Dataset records
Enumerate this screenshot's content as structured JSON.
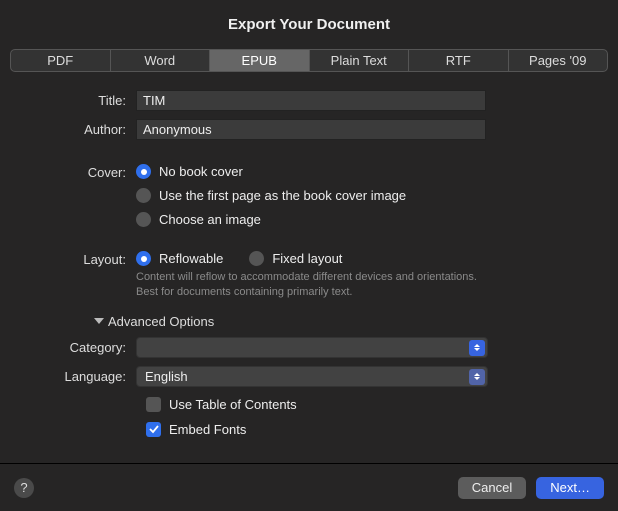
{
  "title": "Export Your Document",
  "tabs": {
    "t0": "PDF",
    "t1": "Word",
    "t2": "EPUB",
    "t3": "Plain Text",
    "t4": "RTF",
    "t5": "Pages '09"
  },
  "labels": {
    "title": "Title:",
    "author": "Author:",
    "cover": "Cover:",
    "layout": "Layout:",
    "category": "Category:",
    "language": "Language:"
  },
  "fields": {
    "title_value": "TIM",
    "author_value": "Anonymous"
  },
  "cover": {
    "no_cover": "No book cover",
    "first_page": "Use the first page as the book cover image",
    "choose": "Choose an image"
  },
  "layout": {
    "reflowable": "Reflowable",
    "fixed": "Fixed layout",
    "hint": "Content will reflow to accommodate different devices and orientations. Best for documents containing primarily text."
  },
  "advanced": "Advanced Options",
  "category_value": "",
  "language_value": "English",
  "checks": {
    "toc": "Use Table of Contents",
    "embed": "Embed Fonts"
  },
  "buttons": {
    "cancel": "Cancel",
    "next": "Next…"
  },
  "help": "?"
}
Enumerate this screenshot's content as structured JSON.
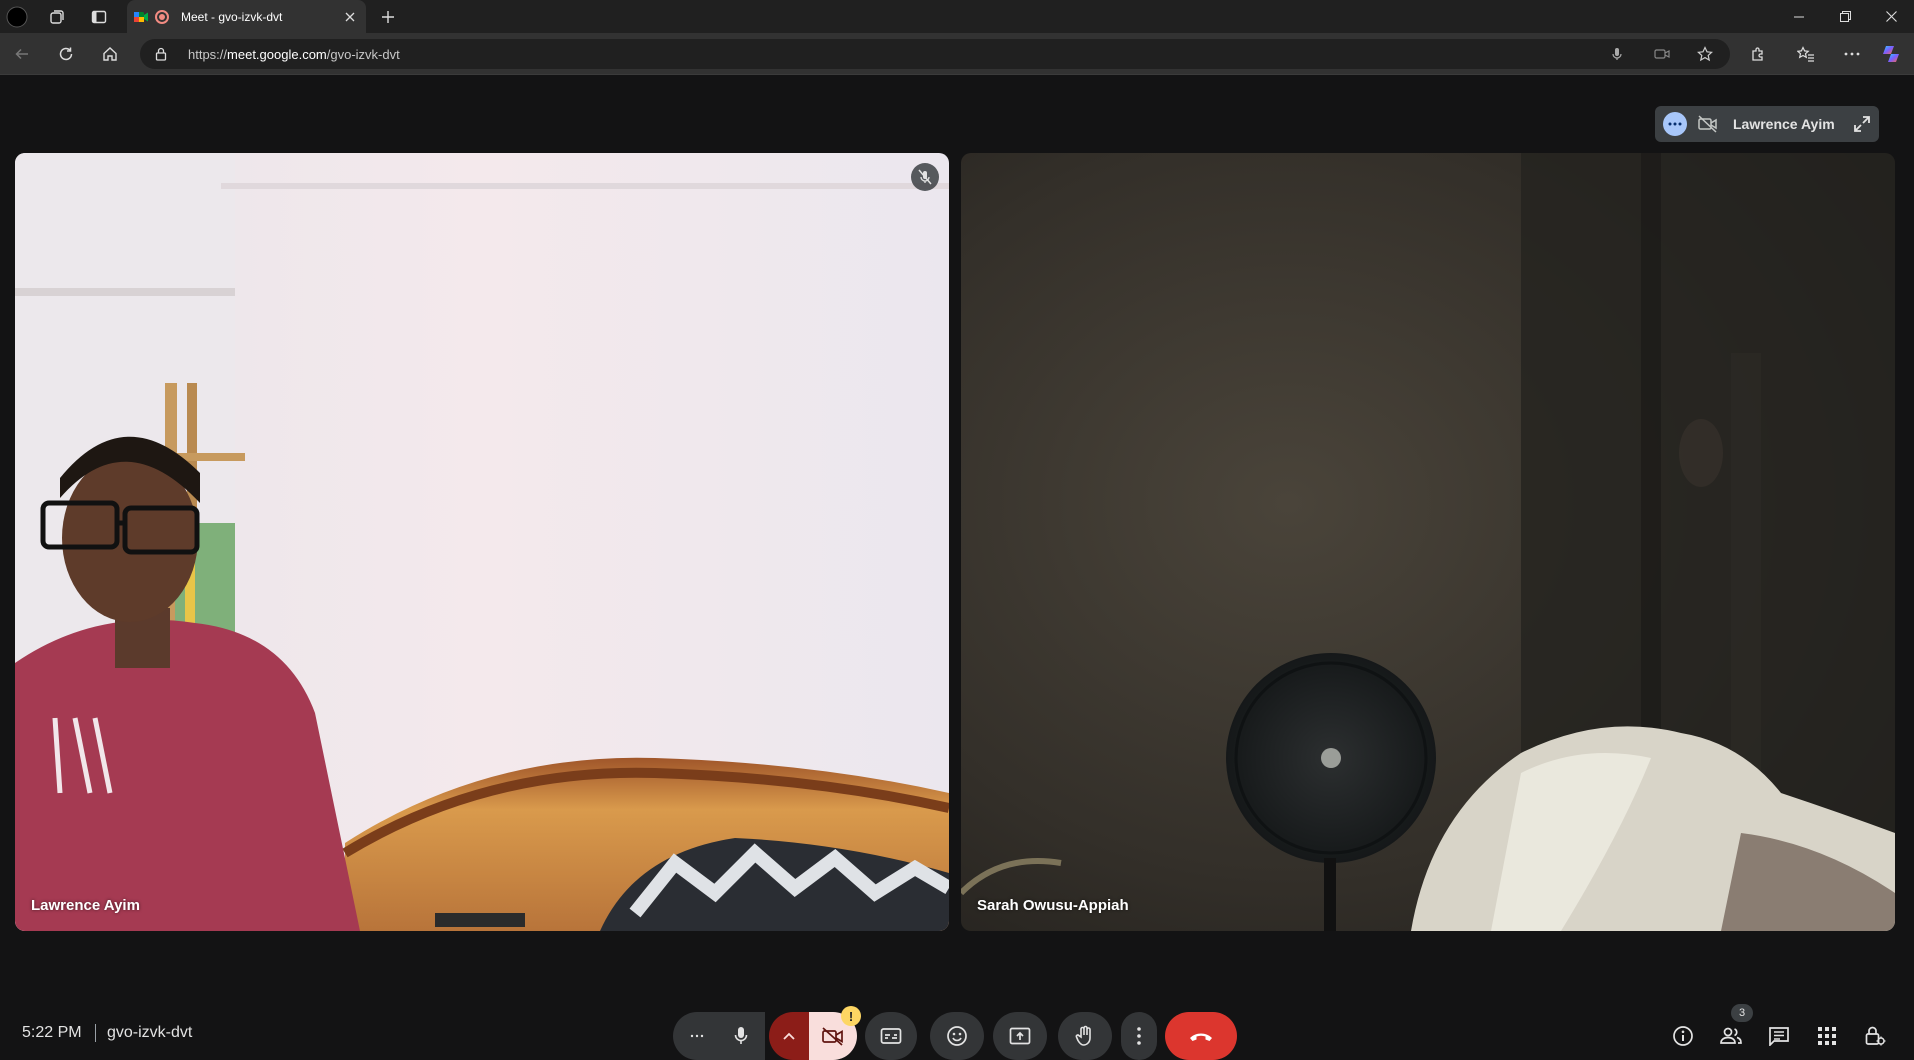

What the exercise asks
Copy and report every line where the word "book" is present.

Result for this task
    "no_cover": "No book cover",
    "first_page": "Use the first page as the book cover image",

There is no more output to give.